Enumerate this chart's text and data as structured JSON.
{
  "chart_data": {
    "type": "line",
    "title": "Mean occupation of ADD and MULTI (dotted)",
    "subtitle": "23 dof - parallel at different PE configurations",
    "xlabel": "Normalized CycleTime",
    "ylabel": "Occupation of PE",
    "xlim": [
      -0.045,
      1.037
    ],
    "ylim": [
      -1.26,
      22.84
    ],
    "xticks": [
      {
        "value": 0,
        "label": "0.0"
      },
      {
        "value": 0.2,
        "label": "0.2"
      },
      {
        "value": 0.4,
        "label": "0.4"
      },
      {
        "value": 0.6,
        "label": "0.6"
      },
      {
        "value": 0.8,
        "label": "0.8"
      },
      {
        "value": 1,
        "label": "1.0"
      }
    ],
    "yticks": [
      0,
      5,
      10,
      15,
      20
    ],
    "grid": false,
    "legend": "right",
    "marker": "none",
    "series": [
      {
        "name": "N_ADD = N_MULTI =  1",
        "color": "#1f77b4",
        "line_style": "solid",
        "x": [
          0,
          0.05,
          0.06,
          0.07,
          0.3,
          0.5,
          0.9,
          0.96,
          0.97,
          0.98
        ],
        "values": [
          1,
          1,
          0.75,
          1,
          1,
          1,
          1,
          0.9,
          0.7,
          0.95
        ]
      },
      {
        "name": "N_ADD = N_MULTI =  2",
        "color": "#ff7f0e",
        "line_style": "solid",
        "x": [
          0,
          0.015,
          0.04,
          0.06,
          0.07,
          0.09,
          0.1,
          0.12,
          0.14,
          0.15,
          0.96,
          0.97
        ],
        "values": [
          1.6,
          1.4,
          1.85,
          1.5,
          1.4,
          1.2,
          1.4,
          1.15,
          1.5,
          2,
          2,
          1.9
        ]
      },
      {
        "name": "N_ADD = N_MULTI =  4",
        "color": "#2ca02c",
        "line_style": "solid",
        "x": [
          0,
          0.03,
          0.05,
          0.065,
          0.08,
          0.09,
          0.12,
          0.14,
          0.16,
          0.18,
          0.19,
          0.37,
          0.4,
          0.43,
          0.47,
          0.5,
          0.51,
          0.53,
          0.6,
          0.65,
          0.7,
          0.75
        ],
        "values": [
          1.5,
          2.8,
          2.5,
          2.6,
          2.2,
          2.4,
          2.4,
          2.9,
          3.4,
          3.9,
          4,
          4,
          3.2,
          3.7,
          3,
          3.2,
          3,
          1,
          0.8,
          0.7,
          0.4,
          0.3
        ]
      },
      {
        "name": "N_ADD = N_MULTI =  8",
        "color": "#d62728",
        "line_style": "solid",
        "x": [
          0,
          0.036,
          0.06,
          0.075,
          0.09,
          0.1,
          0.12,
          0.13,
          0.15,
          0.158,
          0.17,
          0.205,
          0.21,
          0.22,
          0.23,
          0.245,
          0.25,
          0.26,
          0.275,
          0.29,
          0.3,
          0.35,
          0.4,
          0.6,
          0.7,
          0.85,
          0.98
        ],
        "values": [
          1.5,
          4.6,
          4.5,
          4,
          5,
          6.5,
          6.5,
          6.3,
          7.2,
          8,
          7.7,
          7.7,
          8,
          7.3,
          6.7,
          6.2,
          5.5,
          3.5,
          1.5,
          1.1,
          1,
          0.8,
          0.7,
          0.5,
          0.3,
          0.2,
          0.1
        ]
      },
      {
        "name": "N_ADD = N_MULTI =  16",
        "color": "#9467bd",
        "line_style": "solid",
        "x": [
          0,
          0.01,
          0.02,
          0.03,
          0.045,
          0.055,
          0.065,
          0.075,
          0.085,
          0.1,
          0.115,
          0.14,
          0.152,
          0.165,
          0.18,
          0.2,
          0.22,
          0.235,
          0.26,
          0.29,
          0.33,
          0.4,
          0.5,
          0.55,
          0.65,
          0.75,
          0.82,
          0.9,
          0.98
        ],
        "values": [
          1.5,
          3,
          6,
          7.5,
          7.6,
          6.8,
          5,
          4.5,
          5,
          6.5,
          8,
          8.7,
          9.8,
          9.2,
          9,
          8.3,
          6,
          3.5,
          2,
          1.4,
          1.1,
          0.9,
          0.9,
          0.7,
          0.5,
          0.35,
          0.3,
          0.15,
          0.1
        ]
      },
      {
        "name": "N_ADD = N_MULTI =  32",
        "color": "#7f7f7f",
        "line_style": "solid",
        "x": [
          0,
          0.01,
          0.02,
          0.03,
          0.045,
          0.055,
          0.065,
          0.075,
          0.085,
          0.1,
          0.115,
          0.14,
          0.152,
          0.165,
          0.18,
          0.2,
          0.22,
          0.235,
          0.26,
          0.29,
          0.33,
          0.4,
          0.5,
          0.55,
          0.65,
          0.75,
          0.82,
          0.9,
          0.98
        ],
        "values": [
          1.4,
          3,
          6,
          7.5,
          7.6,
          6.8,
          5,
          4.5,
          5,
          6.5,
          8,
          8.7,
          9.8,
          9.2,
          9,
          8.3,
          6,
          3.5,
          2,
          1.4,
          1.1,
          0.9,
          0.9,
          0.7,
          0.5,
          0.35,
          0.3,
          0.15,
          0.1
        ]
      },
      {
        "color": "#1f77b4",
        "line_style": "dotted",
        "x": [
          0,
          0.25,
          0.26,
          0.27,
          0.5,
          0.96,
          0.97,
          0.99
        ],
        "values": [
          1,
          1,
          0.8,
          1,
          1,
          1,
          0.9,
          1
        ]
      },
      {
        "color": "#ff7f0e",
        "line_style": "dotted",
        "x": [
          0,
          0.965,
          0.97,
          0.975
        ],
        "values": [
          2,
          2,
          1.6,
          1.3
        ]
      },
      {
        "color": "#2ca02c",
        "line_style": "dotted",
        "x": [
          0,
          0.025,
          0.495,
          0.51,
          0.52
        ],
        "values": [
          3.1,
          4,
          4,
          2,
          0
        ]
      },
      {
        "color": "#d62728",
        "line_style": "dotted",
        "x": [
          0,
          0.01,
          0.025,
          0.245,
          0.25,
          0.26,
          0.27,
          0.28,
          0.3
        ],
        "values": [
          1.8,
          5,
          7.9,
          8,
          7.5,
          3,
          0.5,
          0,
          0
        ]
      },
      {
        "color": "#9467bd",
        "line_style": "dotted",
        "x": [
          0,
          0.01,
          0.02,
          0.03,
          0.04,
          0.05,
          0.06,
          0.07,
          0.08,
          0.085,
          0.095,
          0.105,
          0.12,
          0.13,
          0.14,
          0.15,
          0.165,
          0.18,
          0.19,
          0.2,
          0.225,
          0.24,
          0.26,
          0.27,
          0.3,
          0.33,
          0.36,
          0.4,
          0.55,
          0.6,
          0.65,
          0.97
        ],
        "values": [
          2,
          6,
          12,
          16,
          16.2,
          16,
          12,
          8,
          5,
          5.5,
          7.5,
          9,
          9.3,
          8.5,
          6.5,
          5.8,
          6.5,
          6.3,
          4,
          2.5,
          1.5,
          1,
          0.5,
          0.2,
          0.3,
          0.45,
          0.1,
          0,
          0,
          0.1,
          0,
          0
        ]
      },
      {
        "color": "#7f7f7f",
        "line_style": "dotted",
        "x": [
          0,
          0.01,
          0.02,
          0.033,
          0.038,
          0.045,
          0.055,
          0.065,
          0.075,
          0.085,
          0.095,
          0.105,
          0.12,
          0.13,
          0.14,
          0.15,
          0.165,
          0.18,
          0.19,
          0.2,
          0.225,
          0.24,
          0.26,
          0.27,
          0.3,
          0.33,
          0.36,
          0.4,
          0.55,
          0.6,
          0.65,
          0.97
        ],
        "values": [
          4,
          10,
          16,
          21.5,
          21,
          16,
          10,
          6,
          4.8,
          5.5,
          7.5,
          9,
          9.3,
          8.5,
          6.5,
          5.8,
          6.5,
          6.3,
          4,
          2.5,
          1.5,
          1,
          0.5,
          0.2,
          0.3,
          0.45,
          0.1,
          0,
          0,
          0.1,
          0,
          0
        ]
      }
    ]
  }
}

* _Stated goal_:
Out of the preceding entries, pull every line containing the string "name".

* _Task response_:
        "name": "N_ADD = N_MULTI =  1",
        "name": "N_ADD = N_MULTI =  2",
        "name": "N_ADD = N_MULTI =  4",
        "name": "N_ADD = N_MULTI =  8",
        "name": "N_ADD = N_MULTI =  16",
        "name": "N_ADD = N_MULTI =  32",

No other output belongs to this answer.